Please print every record below exactly as it appears.

RECORD SET:
--- START ---

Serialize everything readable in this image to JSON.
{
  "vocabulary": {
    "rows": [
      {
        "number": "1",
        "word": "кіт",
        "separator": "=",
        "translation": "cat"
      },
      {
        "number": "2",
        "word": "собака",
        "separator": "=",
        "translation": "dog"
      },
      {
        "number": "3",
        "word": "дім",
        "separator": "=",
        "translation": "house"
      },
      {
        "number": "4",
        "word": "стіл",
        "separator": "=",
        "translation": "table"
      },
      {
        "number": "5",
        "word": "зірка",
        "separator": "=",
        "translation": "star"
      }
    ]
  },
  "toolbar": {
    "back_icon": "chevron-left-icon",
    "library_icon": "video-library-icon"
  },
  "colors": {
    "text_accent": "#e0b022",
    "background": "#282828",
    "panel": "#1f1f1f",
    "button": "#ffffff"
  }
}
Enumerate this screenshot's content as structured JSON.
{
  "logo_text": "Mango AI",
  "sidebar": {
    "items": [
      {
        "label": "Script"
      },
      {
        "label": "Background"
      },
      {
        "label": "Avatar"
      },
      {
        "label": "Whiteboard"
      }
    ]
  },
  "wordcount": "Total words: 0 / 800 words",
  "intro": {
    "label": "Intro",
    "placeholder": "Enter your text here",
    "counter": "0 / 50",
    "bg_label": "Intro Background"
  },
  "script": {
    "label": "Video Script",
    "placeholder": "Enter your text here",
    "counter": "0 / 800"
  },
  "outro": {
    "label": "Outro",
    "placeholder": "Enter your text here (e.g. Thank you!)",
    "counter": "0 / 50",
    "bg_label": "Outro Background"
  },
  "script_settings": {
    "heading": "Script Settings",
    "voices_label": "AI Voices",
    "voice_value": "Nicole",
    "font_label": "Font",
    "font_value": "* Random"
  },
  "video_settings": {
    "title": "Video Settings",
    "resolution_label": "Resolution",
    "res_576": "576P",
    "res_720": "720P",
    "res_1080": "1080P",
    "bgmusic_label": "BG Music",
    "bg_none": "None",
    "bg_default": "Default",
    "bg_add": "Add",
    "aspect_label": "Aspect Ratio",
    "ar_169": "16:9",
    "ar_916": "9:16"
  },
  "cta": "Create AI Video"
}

--- END ---

REPLY:
Serialize everything readable in this image to JSON.
{
  "vocabulary": {
    "rows": [
      {
        "number": "1",
        "word": "кіт",
        "separator": "=",
        "translation": "cat"
      },
      {
        "number": "2",
        "word": "собака",
        "separator": "=",
        "translation": "dog"
      },
      {
        "number": "3",
        "word": "дім",
        "separator": "=",
        "translation": "house"
      },
      {
        "number": "4",
        "word": "стіл",
        "separator": "=",
        "translation": "table"
      },
      {
        "number": "5",
        "word": "зірка",
        "separator": "=",
        "translation": "star"
      }
    ]
  },
  "toolbar": {
    "back_icon": "chevron-left-icon",
    "library_icon": "video-library-icon"
  },
  "colors": {
    "text_accent": "#e0b022",
    "background": "#282828",
    "panel": "#1f1f1f",
    "button": "#ffffff"
  }
}
Enumerate this screenshot's content as structured JSON.
{
  "logo_text": "Mango AI",
  "sidebar": {
    "items": [
      {
        "label": "Script"
      },
      {
        "label": "Background"
      },
      {
        "label": "Avatar"
      },
      {
        "label": "Whiteboard"
      }
    ]
  },
  "wordcount": "Total words: 0 / 800 words",
  "intro": {
    "label": "Intro",
    "placeholder": "Enter your text here",
    "counter": "0 / 50",
    "bg_label": "Intro Background"
  },
  "script": {
    "label": "Video Script",
    "placeholder": "Enter your text here",
    "counter": "0 / 800"
  },
  "outro": {
    "label": "Outro",
    "placeholder": "Enter your text here (e.g. Thank you!)",
    "counter": "0 / 50",
    "bg_label": "Outro Background"
  },
  "script_settings": {
    "heading": "Script Settings",
    "voices_label": "AI Voices",
    "voice_value": "Nicole",
    "font_label": "Font",
    "font_value": "* Random"
  },
  "video_settings": {
    "title": "Video Settings",
    "resolution_label": "Resolution",
    "res_576": "576P",
    "res_720": "720P",
    "res_1080": "1080P",
    "bgmusic_label": "BG Music",
    "bg_none": "None",
    "bg_default": "Default",
    "bg_add": "Add",
    "aspect_label": "Aspect Ratio",
    "ar_169": "16:9",
    "ar_916": "9:16"
  },
  "cta": "Create AI Video"
}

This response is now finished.